* [YOUR INSTRUCTIONS]: Go through the entries one line at a time, and gather every line that has the word "arrivo".

** Begin SUPPLIED RECORDS **

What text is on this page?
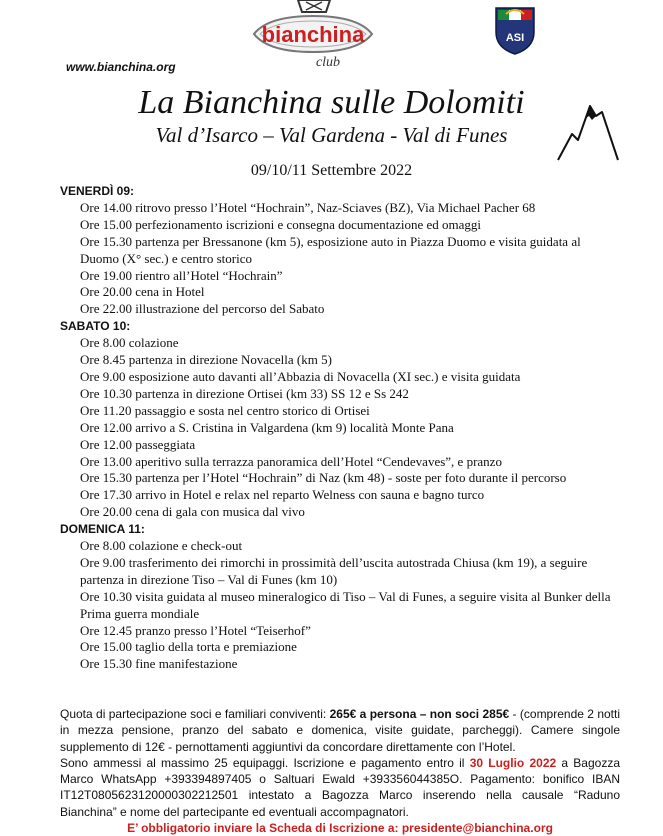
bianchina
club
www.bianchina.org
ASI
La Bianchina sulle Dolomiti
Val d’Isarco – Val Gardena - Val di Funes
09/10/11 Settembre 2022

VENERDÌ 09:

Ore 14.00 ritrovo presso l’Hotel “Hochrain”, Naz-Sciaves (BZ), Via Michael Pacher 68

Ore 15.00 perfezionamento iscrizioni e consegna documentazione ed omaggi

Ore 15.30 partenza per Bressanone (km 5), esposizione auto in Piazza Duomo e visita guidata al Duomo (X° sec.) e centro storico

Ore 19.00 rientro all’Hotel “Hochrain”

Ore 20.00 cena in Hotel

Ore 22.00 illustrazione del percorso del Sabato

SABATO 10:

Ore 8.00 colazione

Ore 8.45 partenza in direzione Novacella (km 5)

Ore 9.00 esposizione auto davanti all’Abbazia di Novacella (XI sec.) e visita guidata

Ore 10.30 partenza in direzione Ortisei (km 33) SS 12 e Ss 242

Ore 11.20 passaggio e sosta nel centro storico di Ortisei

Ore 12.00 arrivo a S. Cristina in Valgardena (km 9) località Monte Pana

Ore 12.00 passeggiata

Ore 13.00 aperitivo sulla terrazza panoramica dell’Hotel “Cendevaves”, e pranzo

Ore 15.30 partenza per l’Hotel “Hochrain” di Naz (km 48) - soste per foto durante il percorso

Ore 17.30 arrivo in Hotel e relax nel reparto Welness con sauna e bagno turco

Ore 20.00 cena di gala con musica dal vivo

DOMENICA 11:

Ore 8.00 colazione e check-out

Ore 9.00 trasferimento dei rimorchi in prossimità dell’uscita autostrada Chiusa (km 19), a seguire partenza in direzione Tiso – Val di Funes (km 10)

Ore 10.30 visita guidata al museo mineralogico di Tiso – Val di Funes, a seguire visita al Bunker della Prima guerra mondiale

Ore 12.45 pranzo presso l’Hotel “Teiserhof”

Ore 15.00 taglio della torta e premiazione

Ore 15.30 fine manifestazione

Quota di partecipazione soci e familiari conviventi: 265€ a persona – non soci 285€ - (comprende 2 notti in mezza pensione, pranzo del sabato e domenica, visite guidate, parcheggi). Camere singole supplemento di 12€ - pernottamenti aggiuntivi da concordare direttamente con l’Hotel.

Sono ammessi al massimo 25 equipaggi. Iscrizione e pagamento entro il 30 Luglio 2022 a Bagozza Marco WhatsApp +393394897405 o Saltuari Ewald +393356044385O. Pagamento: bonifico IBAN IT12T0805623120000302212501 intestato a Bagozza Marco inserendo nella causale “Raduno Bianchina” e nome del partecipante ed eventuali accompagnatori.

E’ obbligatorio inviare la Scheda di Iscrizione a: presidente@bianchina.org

** End SUPPLIED RECORDS **

* [EXERCISE RESPONSE]:
Ore 12.00 arrivo a S. Cristina in Valgardena (km 9) località Monte Pana
Ore 17.30 arrivo in Hotel e relax nel reparto Welness con sauna e bagno turco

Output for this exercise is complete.